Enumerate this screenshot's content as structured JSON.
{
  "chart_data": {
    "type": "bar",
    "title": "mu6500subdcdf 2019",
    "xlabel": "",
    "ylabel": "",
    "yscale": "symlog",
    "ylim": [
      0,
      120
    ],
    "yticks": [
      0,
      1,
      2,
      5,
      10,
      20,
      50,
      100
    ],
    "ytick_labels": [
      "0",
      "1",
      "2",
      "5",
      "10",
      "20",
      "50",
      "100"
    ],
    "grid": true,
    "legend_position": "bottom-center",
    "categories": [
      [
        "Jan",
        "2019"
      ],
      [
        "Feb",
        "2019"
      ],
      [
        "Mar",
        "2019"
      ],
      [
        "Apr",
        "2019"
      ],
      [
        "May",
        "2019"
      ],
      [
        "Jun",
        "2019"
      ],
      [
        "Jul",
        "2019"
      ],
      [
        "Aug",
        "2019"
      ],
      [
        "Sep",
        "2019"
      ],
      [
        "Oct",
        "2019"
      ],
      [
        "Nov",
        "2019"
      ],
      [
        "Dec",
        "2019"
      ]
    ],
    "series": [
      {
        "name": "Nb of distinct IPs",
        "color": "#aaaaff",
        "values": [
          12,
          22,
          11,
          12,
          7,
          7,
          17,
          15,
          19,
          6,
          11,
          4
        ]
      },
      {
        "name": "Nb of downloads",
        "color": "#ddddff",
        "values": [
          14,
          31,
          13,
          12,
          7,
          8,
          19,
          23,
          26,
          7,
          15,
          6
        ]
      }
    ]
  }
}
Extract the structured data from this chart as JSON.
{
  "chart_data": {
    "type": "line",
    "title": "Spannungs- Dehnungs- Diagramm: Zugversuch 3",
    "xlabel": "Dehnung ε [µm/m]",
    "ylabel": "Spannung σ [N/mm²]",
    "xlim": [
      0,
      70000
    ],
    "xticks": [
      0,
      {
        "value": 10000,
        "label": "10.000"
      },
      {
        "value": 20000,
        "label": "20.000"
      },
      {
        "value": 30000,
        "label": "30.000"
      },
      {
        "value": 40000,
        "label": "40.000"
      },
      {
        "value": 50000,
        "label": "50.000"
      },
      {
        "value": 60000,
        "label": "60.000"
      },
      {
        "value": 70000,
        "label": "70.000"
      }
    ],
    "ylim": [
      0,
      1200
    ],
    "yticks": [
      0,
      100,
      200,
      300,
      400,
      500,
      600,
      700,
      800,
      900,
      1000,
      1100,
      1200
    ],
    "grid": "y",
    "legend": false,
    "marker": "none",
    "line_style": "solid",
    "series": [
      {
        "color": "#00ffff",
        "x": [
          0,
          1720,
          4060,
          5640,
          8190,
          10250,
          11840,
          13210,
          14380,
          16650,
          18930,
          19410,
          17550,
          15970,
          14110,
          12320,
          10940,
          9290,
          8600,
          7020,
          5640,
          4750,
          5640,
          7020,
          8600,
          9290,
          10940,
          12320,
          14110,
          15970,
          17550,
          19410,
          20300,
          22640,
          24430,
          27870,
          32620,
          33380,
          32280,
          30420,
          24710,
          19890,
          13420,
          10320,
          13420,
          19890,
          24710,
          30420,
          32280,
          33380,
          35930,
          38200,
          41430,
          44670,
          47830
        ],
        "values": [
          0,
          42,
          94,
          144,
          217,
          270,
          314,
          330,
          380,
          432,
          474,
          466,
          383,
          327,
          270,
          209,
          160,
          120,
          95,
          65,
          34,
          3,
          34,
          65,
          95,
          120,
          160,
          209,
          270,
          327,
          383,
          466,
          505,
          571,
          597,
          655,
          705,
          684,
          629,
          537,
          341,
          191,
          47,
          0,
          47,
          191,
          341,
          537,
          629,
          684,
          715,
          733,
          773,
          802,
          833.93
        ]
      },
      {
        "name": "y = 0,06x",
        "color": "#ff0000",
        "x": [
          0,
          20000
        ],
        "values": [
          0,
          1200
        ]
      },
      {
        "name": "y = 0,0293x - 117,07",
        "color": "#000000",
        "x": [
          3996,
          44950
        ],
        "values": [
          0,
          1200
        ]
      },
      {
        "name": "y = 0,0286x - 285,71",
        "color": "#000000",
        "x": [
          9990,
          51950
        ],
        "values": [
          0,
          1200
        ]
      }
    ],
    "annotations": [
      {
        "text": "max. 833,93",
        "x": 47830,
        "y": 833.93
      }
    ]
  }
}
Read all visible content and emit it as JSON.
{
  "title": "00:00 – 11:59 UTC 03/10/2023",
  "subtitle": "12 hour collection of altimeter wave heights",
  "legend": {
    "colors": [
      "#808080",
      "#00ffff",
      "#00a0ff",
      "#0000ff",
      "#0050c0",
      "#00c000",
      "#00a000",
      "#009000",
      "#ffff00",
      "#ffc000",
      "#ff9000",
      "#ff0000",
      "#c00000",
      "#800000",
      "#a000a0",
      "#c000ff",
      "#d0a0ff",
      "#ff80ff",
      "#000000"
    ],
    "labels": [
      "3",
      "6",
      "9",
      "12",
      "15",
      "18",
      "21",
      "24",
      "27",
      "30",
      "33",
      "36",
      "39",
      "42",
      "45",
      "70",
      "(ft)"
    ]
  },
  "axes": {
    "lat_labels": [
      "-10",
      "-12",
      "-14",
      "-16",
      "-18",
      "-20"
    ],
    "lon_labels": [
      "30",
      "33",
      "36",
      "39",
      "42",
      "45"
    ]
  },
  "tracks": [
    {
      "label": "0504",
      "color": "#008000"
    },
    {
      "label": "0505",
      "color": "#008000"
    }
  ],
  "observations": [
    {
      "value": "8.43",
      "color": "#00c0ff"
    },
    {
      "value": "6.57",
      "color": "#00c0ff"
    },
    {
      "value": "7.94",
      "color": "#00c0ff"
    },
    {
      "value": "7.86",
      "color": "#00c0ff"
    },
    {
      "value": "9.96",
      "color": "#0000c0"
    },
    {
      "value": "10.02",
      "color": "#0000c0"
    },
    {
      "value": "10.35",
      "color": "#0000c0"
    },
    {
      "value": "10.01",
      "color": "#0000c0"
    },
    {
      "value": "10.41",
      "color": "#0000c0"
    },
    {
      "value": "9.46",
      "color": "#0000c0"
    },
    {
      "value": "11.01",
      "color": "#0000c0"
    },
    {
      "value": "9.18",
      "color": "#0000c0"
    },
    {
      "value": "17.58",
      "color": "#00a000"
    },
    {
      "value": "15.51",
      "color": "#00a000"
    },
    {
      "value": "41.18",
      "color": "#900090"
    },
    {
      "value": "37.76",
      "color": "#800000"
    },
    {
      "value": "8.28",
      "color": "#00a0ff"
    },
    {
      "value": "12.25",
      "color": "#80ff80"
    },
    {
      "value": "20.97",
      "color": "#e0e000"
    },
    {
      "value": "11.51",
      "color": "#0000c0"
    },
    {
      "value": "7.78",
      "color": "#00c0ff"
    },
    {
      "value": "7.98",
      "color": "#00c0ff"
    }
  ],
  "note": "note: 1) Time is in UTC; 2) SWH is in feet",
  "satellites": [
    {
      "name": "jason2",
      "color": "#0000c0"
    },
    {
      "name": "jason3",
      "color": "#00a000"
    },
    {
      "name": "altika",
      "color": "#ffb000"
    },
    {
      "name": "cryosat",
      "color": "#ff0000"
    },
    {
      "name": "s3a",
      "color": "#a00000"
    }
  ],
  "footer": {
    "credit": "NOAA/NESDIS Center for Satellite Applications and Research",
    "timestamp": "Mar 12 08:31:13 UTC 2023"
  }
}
....................
### Task to complete
Find every line in the records above that holds the word "this", and copy each one.

### Exercise result
Enumerate this screenshot's content as structured JSON.
Extract the structured data from this chart as JSON.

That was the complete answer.